● AIM
Turn the lines below into a Markdown table with the columns n and Line, giving each line its own numbered row and leaving out any blank lines.

++++ MATERIAL SUPPLIED

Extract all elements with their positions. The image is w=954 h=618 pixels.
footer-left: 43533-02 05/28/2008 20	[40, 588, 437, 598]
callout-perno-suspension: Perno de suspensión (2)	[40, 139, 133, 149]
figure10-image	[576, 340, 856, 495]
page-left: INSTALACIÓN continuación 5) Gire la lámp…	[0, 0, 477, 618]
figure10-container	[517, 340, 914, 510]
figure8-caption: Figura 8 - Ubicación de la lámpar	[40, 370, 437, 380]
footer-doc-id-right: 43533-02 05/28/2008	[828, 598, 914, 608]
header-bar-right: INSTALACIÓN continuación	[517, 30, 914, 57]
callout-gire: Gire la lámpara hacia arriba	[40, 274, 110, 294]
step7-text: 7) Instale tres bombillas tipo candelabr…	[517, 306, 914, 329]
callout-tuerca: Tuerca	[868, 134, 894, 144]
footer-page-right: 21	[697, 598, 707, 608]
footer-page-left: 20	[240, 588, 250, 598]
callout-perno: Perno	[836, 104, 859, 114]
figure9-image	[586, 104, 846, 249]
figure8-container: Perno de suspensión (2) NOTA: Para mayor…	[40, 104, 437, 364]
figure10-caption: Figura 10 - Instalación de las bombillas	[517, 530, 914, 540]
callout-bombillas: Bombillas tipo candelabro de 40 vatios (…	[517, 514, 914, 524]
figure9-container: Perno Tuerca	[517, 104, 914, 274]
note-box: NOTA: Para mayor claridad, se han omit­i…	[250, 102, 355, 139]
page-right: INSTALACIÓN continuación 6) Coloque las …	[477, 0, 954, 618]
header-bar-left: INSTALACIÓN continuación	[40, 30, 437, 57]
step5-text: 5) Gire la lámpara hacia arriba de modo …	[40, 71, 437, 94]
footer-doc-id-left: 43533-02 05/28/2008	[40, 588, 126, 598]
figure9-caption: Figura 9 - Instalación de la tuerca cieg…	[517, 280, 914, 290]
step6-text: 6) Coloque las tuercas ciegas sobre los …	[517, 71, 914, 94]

++++++++

● SOLUTION TO THE EXERCISE
| n | Line |
|---|---|
| 1 | Extract all elements with their positions. The image is w=954 h=618 pixels. |
| 2 | footer-left: 43533-02 05/28/2008 20	[40, 588, 437, 598] |
| 3 | callout-perno-suspension: Perno de suspensión (2)	[40, 139, 133, 149] |
| 4 | figure10-image	[576, 340, 856, 495] |
| 5 | page-left: INSTALACIÓN continuación 5) Gire la lámp…	[0, 0, 477, 618] |
| 6 | figure10-container	[517, 340, 914, 510] |
| 7 | figure8-caption: Figura 8 - Ubicación de la lámpar	[40, 370, 437, 380] |
| 8 | footer-doc-id-right: 43533-02 05/28/2008	[828, 598, 914, 608] |
| 9 | header-bar-right: INSTALACIÓN continuación	[517, 30, 914, 57] |
| 10 | callout-gire: Gire la lámpara hacia arriba	[40, 274, 110, 294] |
| 11 | step7-text: 7) Instale tres bombillas tipo candelabr…	[517, 306, 914, 329] |
| 12 | callout-tuerca: Tuerca	[868, 134, 894, 144] |
| 13 | footer-page-right: 21	[697, 598, 707, 608] |
| 14 | footer-page-left: 20	[240, 588, 250, 598] |
| 15 | callout-perno: Perno	[836, 104, 859, 114] |
| 16 | figure9-image	[586, 104, 846, 249] |
| 17 | figure8-container: Perno de suspensión (2) NOTA: Para mayor…	[40, 104, 437, 364] |
| 18 | figure10-caption: Figura 10 - Instalación de las bombillas	[517, 530, 914, 540] |
| 19 | callout-bombillas: Bombillas tipo candelabro de 40 vatios (…	[517, 514, 914, 524] |
| 20 | figure9-container: Perno Tuerca	[517, 104, 914, 274] |
| 21 | note-box: NOTA: Para mayor claridad, se han omit­i…	[250, 102, 355, 139] |
| 22 | page-right: INSTALACIÓN continuación 6) Coloque las …	[477, 0, 954, 618] |
| 23 | header-bar-left: INSTALACIÓN continuación	[40, 30, 437, 57] |
| 24 | step5-text: 5) Gire la lámpara hacia arriba de modo …	[40, 71, 437, 94] |
| 25 | footer-doc-id-left: 43533-02 05/28/2008	[40, 588, 126, 598] |
| 26 | figure9-caption: Figura 9 - Instalación de la tuerca cieg…	[517, 280, 914, 290] |
| 27 | step6-text: 6) Coloque las tuercas ciegas sobre los …	[517, 71, 914, 94] |